Records from a collection of figures
- - - -
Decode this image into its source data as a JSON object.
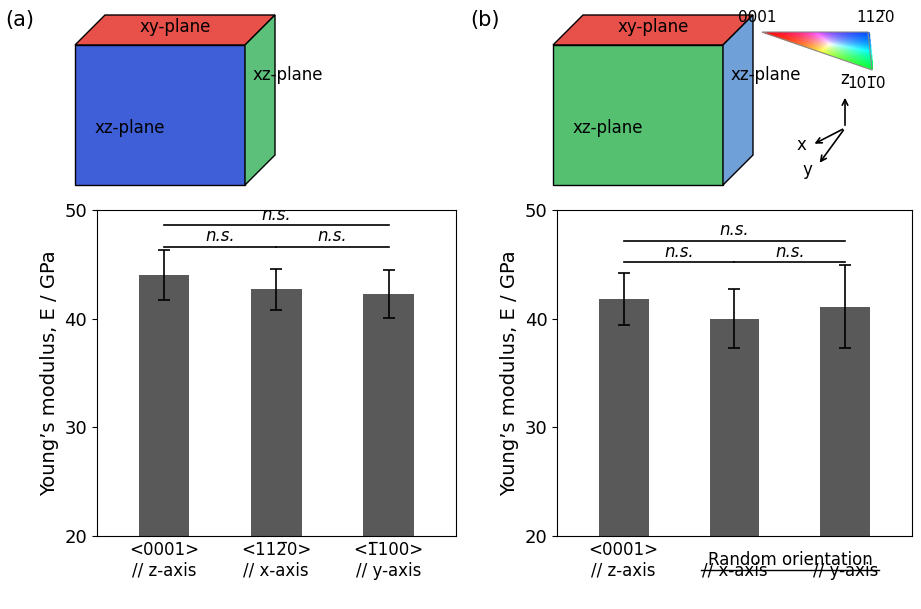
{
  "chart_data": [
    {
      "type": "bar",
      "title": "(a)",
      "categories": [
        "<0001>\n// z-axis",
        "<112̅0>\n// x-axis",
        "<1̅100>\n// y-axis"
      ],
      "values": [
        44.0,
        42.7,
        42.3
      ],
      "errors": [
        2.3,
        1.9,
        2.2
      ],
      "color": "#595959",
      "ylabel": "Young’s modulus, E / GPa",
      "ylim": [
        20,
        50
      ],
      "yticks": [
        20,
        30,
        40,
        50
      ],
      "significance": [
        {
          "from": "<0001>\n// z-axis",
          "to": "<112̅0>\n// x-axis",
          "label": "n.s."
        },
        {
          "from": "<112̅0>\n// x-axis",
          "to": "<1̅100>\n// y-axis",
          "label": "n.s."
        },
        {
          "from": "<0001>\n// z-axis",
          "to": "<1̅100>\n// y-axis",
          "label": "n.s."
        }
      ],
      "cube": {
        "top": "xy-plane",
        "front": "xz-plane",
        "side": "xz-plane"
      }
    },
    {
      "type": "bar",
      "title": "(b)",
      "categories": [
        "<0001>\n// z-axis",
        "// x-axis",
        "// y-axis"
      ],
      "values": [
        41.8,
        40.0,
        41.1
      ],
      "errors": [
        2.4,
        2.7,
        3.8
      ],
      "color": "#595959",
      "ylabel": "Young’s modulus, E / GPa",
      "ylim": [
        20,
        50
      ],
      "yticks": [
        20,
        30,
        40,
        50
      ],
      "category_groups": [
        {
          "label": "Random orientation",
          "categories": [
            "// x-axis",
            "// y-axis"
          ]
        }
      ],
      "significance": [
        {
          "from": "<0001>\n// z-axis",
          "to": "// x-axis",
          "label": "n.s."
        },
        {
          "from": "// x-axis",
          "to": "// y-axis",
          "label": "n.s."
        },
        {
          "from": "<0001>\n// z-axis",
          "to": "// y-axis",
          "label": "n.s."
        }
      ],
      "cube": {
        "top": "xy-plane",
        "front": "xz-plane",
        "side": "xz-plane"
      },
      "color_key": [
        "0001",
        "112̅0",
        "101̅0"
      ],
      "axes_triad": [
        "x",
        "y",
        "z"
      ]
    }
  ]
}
- - - -
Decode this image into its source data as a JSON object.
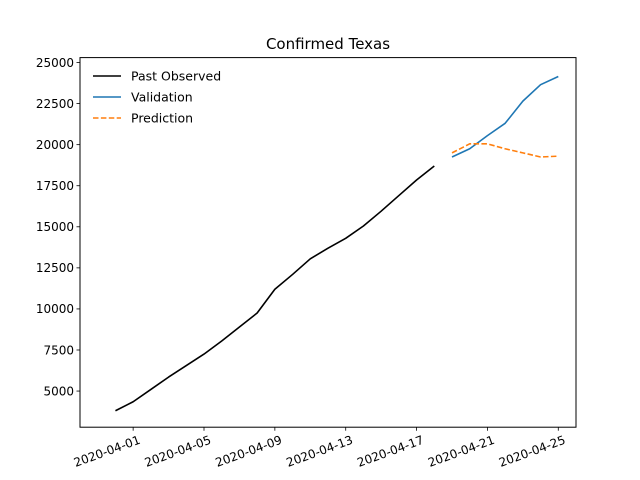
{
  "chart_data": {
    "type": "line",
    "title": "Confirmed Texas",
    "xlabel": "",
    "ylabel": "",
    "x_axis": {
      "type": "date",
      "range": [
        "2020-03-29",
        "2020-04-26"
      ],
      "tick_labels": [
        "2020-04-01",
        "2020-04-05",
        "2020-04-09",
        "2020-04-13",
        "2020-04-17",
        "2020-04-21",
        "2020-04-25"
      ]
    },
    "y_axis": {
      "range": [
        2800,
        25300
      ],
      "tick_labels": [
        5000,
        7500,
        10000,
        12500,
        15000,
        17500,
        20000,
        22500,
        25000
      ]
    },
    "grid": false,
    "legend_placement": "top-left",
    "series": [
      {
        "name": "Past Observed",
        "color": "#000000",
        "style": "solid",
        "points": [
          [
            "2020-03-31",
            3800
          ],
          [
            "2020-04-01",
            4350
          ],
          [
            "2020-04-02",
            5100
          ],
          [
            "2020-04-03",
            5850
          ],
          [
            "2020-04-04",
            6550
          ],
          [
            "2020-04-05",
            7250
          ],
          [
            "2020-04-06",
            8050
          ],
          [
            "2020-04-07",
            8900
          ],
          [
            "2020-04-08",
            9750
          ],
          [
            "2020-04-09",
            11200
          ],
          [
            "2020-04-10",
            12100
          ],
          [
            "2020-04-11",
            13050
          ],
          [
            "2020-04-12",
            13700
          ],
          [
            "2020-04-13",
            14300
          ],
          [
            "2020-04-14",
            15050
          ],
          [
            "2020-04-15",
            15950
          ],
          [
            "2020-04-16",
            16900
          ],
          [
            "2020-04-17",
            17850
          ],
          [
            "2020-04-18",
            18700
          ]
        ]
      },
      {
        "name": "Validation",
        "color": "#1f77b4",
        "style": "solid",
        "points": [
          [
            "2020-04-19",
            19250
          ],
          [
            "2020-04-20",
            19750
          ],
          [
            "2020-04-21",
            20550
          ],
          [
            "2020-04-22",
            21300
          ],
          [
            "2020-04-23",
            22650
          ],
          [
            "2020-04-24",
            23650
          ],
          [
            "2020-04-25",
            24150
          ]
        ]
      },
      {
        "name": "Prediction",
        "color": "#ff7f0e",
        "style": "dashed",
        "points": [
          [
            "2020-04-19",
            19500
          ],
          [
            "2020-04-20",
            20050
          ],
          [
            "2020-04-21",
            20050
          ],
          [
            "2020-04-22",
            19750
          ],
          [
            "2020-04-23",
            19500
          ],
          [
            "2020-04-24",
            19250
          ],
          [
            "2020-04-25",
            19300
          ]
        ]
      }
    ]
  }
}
- - - -
→ **What is being asked**
Count each line of the data where the word "title" appears, then reply with the total only.

→ **Expected output**
3